#### PROBLEM STATEMENT:
Copy out every line in the entries below that includes "GOLD".
----- RECORDED DATA
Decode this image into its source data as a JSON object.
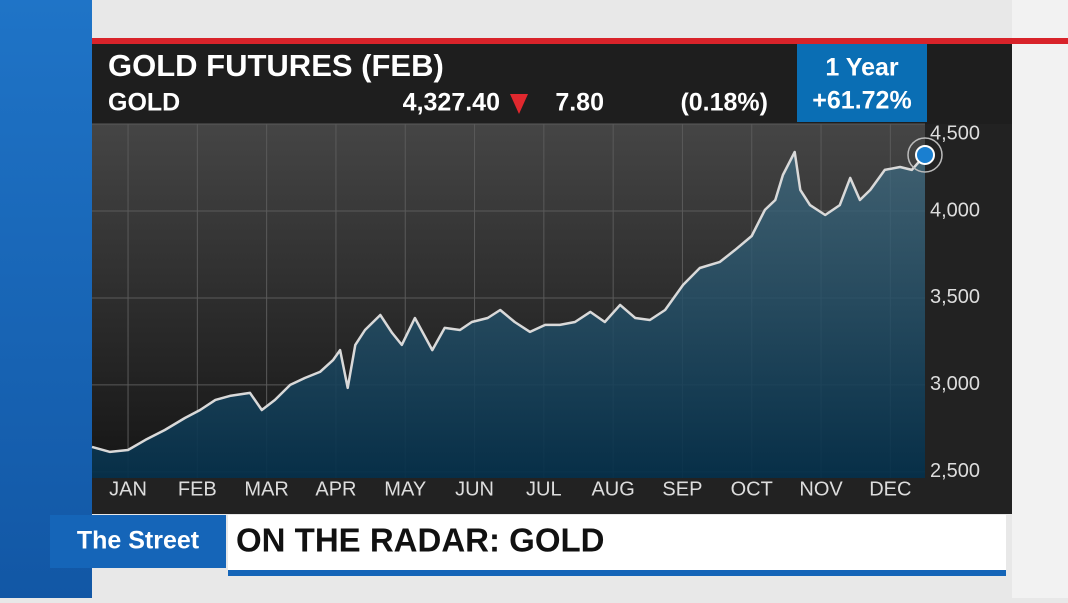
{
  "header": {
    "title": "GOLD FUTURES (FEB)",
    "symbol": "GOLD",
    "price": "4,327.40",
    "change": "7.80",
    "change_pct": "(0.18%)",
    "period": "1 Year",
    "period_change": "+61.72%"
  },
  "lower_third": {
    "brand": "The Street",
    "headline": "ON THE RADAR: GOLD"
  },
  "chart_data": {
    "type": "line",
    "x": [
      -0.52,
      -0.26,
      0,
      0.25,
      0.53,
      0.82,
      1.04,
      1.26,
      1.47,
      1.76,
      1.93,
      2.12,
      2.34,
      2.55,
      2.77,
      2.96,
      3.06,
      3.17,
      3.28,
      3.42,
      3.64,
      3.81,
      3.95,
      4.14,
      4.39,
      4.57,
      4.79,
      4.96,
      5.19,
      5.37,
      5.58,
      5.8,
      6.02,
      6.23,
      6.45,
      6.67,
      6.88,
      7.1,
      7.32,
      7.53,
      7.75,
      8.01,
      8.25,
      8.54,
      8.76,
      9,
      9.19,
      9.34,
      9.45,
      9.62,
      9.7,
      9.84,
      10.06,
      10.27,
      10.42,
      10.56,
      10.71,
      10.92,
      11.14,
      11.31,
      11.5
    ],
    "series": [
      {
        "name": "GOLD",
        "color": "#d9d9d9",
        "values": [
          2644,
          2615,
          2626,
          2684,
          2741,
          2810,
          2856,
          2914,
          2937,
          2954,
          2856,
          2914,
          3000,
          3040,
          3075,
          3144,
          3200,
          2983,
          3230,
          3316,
          3402,
          3299,
          3230,
          3385,
          3200,
          3328,
          3316,
          3362,
          3385,
          3431,
          3362,
          3305,
          3345,
          3345,
          3362,
          3420,
          3362,
          3460,
          3385,
          3373,
          3431,
          3575,
          3672,
          3707,
          3776,
          3856,
          4006,
          4063,
          4207,
          4339,
          4121,
          4034,
          3977,
          4034,
          4190,
          4063,
          4121,
          4236,
          4253,
          4236,
          4322
        ]
      }
    ],
    "xlim": [
      -0.52,
      11.5
    ],
    "xticks": [
      {
        "value": 0,
        "label": "JAN"
      },
      {
        "value": 1,
        "label": "FEB"
      },
      {
        "value": 2,
        "label": "MAR"
      },
      {
        "value": 3,
        "label": "APR"
      },
      {
        "value": 4,
        "label": "MAY"
      },
      {
        "value": 5,
        "label": "JUN"
      },
      {
        "value": 6,
        "label": "JUL"
      },
      {
        "value": 7,
        "label": "AUG"
      },
      {
        "value": 8,
        "label": "SEP"
      },
      {
        "value": 9,
        "label": "OCT"
      },
      {
        "value": 10,
        "label": "NOV"
      },
      {
        "value": 11,
        "label": "DEC"
      }
    ],
    "ylim": [
      2465,
      4500
    ],
    "yticks": [
      {
        "value": 2500,
        "label": "2,500"
      },
      {
        "value": 3000,
        "label": "3,000"
      },
      {
        "value": 3500,
        "label": "3,500"
      },
      {
        "value": 4000,
        "label": "4,000"
      },
      {
        "value": 4500,
        "label": "4,500"
      }
    ],
    "grid": true
  }
}
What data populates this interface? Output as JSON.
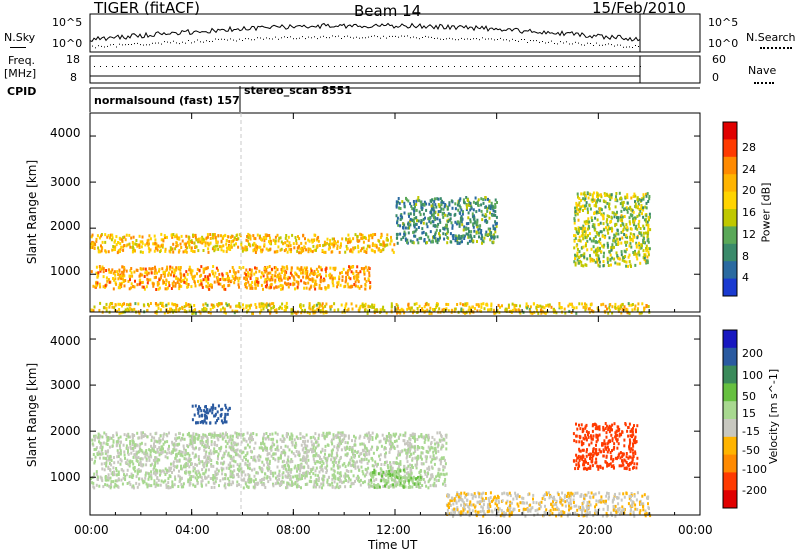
{
  "header": {
    "radar": "TIGER (fitACF)",
    "beam": "Beam 14",
    "date": "15/Feb/2010"
  },
  "top_panels": {
    "nsky_label": "N.Sky",
    "nsky_ticks": [
      "10^5",
      "10^0"
    ],
    "nsearch_label": "N.Search",
    "nsearch_ticks": [
      "10^5",
      "10^0"
    ],
    "freq_label_line1": "Freq.",
    "freq_label_line2": "[MHz]",
    "freq_ticks": [
      "18",
      "8"
    ],
    "nave_label": "Nave",
    "nave_ticks": [
      "60",
      "0"
    ],
    "cpid_label": "CPID"
  },
  "cpid": {
    "mode1": "normalsound (fast) 157",
    "mode2": "stereo_scan 8551"
  },
  "panels": {
    "ylabel": "Slant Range [km]",
    "yticks": [
      "4000",
      "3000",
      "2000",
      "1000"
    ],
    "xlabel": "Time UT",
    "xticks": [
      "00:00",
      "04:00",
      "08:00",
      "12:00",
      "16:00",
      "20:00",
      "00:00"
    ]
  },
  "power_scale": {
    "label": "Power [dB]",
    "ticks": [
      "28",
      "24",
      "20",
      "16",
      "12",
      "8",
      "4"
    ],
    "colors": [
      "#e00000",
      "#ff3a00",
      "#ff8a00",
      "#ffb400",
      "#ffd400",
      "#c0c800",
      "#5aa858",
      "#3a8a6a",
      "#2a6aa0",
      "#1a3ad0"
    ]
  },
  "velocity_scale": {
    "label": "Velocity [m s^-1]",
    "ticks": [
      "200",
      "100",
      "50",
      "15",
      "-15",
      "-50",
      "-100",
      "-200"
    ],
    "colors": [
      "#1818c0",
      "#2a5aa0",
      "#3a8a5a",
      "#66c040",
      "#a8d890",
      "#c8c8c0",
      "#ffb400",
      "#ff8a00",
      "#ff3a00",
      "#e00000"
    ]
  },
  "chart_data": [
    {
      "type": "heatmap",
      "title": "Power",
      "xlabel": "Time UT",
      "ylabel": "Slant Range [km]",
      "x_range": [
        "00:00",
        "24:00"
      ],
      "ylim": [
        180,
        4500
      ],
      "color_scale": {
        "label": "Power [dB]",
        "range": [
          0,
          32
        ]
      },
      "features": [
        {
          "time": [
            "00:00",
            "12:00"
          ],
          "range_km": [
            1500,
            1900
          ],
          "power_db": 20
        },
        {
          "time": [
            "00:00",
            "11:00"
          ],
          "range_km": [
            700,
            1200
          ],
          "power_db": 22
        },
        {
          "time": [
            "12:00",
            "16:00"
          ],
          "range_km": [
            1700,
            2700
          ],
          "power_db": 8
        },
        {
          "time": [
            "19:00",
            "22:00"
          ],
          "range_km": [
            1200,
            2800
          ],
          "power_db": 14
        },
        {
          "time": [
            "00:00",
            "22:00"
          ],
          "range_km": [
            180,
            400
          ],
          "power_db": 18
        }
      ]
    },
    {
      "type": "heatmap",
      "title": "Velocity",
      "xlabel": "Time UT",
      "ylabel": "Slant Range [km]",
      "x_range": [
        "00:00",
        "24:00"
      ],
      "ylim": [
        180,
        4500
      ],
      "color_scale": {
        "label": "Velocity [m s^-1]",
        "range": [
          -250,
          250
        ]
      },
      "features": [
        {
          "time": [
            "00:00",
            "14:00"
          ],
          "range_km": [
            800,
            2000
          ],
          "velocity": 0
        },
        {
          "time": [
            "04:00",
            "05:30"
          ],
          "range_km": [
            2200,
            2600
          ],
          "velocity": 200
        },
        {
          "time": [
            "11:00",
            "13:00"
          ],
          "range_km": [
            800,
            1200
          ],
          "velocity": 50
        },
        {
          "time": [
            "19:00",
            "21:30"
          ],
          "range_km": [
            1200,
            2200
          ],
          "velocity": -200
        },
        {
          "time": [
            "14:00",
            "22:00"
          ],
          "range_km": [
            180,
            700
          ],
          "velocity": -50
        }
      ]
    }
  ]
}
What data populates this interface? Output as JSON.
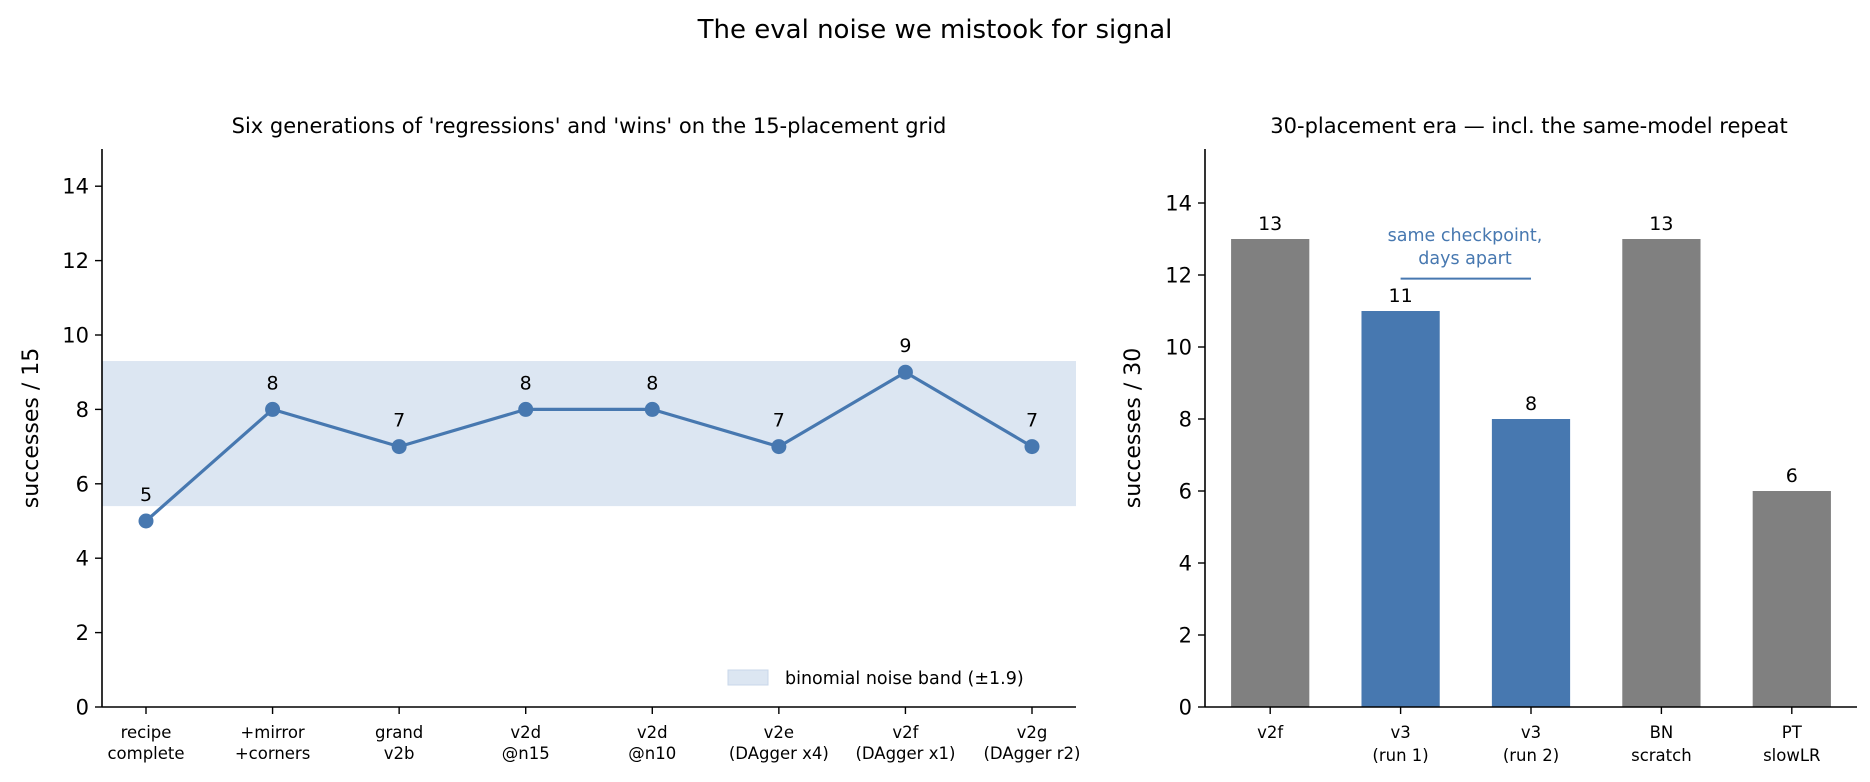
{
  "figure_title": "The eval noise we mistook for signal",
  "chart_data": [
    {
      "type": "line",
      "title": "Six generations of 'regressions' and 'wins' on the 15-placement grid",
      "xlabel": "",
      "ylabel": "successes / 15",
      "ylim": [
        0,
        15
      ],
      "yticks": [
        "0",
        "2",
        "4",
        "6",
        "8",
        "10",
        "12",
        "14"
      ],
      "categories": [
        "recipe\ncomplete",
        "+mirror\n+corners",
        "grand\nv2b",
        "v2d\n@n15",
        "v2d\n@n10",
        "v2e\n(DAgger x4)",
        "v2f\n(DAgger x1)",
        "v2g\n(DAgger r2)"
      ],
      "values": [
        5,
        8,
        7,
        8,
        8,
        7,
        9,
        7
      ],
      "data_labels": [
        "5",
        "8",
        "7",
        "8",
        "8",
        "7",
        "9",
        "7"
      ],
      "band": {
        "low": 5.4,
        "high": 9.3,
        "label": "binomial noise band (±1.9)"
      },
      "legend": "bottom-right",
      "grid": false,
      "colors": {
        "line": "#4778b0",
        "band": "#dce6f2"
      }
    },
    {
      "type": "bar",
      "title": "30-placement era — incl. the same-model repeat",
      "xlabel": "",
      "ylabel": "successes / 30",
      "ylim": [
        0,
        15.5
      ],
      "yticks": [
        "0",
        "2",
        "4",
        "6",
        "8",
        "10",
        "12",
        "14"
      ],
      "categories": [
        "v2f",
        "v3\n(run 1)",
        "v3\n(run 2)",
        "BN\nscratch",
        "PT\nslowLR"
      ],
      "values": [
        13,
        11,
        8,
        13,
        6
      ],
      "data_labels": [
        "13",
        "11",
        "8",
        "13",
        "6"
      ],
      "highlighted": [
        false,
        true,
        true,
        false,
        false
      ],
      "annotation": {
        "text": [
          "same checkpoint,",
          "days apart"
        ],
        "bracket_y": 11.9
      },
      "grid": false,
      "colors": {
        "default": "#808080",
        "highlight": "#4778b0"
      }
    }
  ]
}
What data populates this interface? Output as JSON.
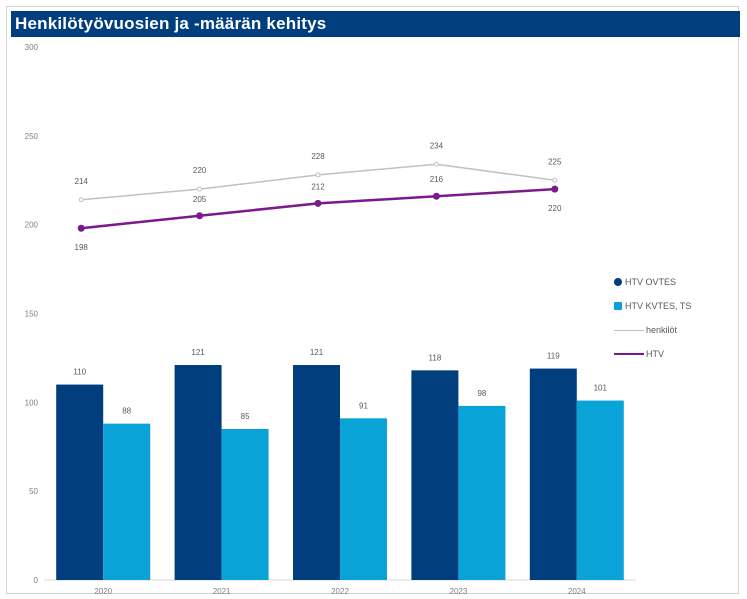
{
  "header": {
    "title": "Henkilötyövuosien ja -määrän kehitys"
  },
  "chart_data": {
    "type": "bar",
    "title": "Henkilötyövuosien ja -määrän kehitys",
    "categories": [
      "2020",
      "2021",
      "2022",
      "2023",
      "2024"
    ],
    "ylim": [
      0,
      300
    ],
    "yticks": [
      0,
      50,
      100,
      150,
      200,
      250,
      300
    ],
    "grid": false,
    "legend_position": "right",
    "bar_series": [
      {
        "name": "HTV OVTES",
        "color": "#003e7e",
        "values": [
          110,
          121,
          121,
          118,
          119
        ],
        "labels": [
          "110",
          "121",
          "121",
          "118",
          "119"
        ]
      },
      {
        "name": "HTV KVTES, TS",
        "color": "#0aa3d8",
        "values": [
          88,
          85,
          91,
          98,
          101
        ],
        "labels": [
          "88",
          "85",
          "91",
          "98",
          "101"
        ]
      }
    ],
    "line_series": [
      {
        "name": "henkilöt",
        "color": "#c0c0c0",
        "values": [
          214,
          220,
          228,
          234,
          225
        ],
        "labels": [
          "214",
          "220",
          "228",
          "234",
          "225"
        ]
      },
      {
        "name": "HTV",
        "color": "#7a1a8c",
        "values": [
          198,
          205,
          212,
          216,
          220
        ],
        "labels": [
          "198",
          "205",
          "212",
          "216",
          "220"
        ]
      }
    ]
  }
}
----------
#### RESPONSE TO THE EXERCISE:
    "title": "GOLD FUTURES (FEB)",
    "symbol": "GOLD",
    "headline": "ON THE RADAR: GOLD"
        "name": "GOLD",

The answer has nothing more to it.